- [TASK TO COMPLETE] Only lines holding the string "anbn" are wanted; copy each one from the material.
::::::::::
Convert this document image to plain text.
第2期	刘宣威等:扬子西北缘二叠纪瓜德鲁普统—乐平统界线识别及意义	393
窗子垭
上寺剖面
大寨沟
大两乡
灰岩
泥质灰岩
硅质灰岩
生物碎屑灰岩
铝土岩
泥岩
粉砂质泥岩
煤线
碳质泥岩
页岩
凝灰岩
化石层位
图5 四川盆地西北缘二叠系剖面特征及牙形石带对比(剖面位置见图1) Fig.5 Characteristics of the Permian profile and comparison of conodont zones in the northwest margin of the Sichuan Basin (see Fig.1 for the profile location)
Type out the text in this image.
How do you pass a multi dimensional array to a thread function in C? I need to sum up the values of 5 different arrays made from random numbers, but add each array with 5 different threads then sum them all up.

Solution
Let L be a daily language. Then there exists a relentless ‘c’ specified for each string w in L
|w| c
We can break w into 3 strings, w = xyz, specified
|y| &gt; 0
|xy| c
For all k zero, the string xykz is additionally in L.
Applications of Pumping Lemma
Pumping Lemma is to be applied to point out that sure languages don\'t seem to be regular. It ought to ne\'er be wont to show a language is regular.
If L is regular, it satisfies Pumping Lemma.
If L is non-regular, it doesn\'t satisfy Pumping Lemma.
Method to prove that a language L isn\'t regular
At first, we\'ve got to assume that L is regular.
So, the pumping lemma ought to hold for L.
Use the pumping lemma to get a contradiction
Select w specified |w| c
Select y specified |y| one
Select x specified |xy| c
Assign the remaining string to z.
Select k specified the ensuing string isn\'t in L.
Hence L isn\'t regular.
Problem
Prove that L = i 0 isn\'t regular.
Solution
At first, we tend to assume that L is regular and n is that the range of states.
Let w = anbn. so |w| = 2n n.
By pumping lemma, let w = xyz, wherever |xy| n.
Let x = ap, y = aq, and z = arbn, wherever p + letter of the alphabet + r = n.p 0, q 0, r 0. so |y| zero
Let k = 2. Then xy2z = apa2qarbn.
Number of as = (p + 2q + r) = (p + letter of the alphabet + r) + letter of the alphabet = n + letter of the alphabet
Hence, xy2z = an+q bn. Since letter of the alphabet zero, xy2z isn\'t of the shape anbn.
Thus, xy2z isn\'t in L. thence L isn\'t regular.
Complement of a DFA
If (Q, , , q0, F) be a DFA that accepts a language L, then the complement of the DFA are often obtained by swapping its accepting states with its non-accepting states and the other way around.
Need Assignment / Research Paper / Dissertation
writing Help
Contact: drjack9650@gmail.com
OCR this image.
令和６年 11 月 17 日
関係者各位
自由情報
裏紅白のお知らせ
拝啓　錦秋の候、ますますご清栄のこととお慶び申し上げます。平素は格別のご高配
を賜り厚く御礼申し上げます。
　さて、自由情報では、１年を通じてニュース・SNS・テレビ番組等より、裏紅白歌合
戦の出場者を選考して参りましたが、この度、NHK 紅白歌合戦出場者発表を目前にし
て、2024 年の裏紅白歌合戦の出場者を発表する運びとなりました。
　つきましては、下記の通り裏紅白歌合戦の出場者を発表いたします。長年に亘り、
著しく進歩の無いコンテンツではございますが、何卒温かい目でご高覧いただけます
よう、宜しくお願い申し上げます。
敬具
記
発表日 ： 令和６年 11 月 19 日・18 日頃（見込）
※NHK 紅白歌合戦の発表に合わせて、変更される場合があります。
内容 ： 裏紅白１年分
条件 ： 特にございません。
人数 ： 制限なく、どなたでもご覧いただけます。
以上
::::::::::
- [TASK OUTPUT]
Let w = anbn. so |w| = 2n n.
Hence, xy2z = an+q bn. Since letter of the alphabet zero, xy2z isn\'t of the shape anbn.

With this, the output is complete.